» Description of the task:
Look through the records below, and copy out every line that holds the string "organisms".
* START Input rows *
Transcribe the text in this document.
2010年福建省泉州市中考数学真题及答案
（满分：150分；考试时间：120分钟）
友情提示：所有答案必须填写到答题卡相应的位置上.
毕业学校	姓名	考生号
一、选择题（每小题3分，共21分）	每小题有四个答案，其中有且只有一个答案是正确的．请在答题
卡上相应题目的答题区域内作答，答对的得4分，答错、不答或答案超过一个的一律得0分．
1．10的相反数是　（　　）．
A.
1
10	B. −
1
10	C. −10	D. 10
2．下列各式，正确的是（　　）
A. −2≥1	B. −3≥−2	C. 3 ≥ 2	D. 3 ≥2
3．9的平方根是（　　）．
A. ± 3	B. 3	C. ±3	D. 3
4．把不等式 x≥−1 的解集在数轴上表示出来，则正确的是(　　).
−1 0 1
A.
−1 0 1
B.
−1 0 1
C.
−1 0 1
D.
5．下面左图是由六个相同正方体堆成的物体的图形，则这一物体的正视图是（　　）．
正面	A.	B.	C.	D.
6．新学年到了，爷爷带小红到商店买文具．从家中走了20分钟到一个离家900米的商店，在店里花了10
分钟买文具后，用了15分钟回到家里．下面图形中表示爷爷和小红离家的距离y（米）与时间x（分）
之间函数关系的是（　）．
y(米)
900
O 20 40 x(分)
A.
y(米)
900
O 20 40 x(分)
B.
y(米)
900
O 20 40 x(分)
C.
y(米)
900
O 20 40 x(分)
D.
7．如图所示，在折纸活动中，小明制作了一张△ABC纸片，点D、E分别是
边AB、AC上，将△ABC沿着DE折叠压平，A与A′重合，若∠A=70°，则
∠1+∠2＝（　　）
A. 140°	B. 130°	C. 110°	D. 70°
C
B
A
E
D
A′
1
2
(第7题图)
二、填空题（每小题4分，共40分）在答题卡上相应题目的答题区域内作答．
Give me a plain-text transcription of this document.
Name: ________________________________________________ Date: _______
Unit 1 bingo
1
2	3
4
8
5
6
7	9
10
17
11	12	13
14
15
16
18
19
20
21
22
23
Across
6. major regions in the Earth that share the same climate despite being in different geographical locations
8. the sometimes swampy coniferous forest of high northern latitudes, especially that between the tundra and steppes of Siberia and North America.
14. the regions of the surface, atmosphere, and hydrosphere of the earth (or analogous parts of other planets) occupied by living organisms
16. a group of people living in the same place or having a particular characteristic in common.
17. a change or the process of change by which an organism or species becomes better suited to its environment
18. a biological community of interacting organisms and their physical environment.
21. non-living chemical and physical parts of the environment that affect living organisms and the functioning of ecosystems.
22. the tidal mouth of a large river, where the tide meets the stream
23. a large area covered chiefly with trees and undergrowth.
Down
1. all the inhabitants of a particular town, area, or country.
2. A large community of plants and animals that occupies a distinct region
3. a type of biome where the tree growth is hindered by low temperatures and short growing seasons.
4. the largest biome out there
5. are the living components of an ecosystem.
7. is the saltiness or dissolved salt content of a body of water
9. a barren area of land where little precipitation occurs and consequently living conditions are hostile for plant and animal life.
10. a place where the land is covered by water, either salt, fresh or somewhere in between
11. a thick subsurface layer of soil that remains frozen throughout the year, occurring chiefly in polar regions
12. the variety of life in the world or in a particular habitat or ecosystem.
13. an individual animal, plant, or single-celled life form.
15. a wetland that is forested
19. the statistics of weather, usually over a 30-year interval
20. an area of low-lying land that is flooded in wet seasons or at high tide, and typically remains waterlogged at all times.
* END Input rows *
» Finished exercise:
14. the regions of the surface, atmosphere, and hydrosphere of the earth (or analogous parts of other planets) occupied by living organisms
18. a biological community of interacting organisms and their physical environment.
21. non-living chemical and physical parts of the environment that affect living organisms and the functioning of ecosystems.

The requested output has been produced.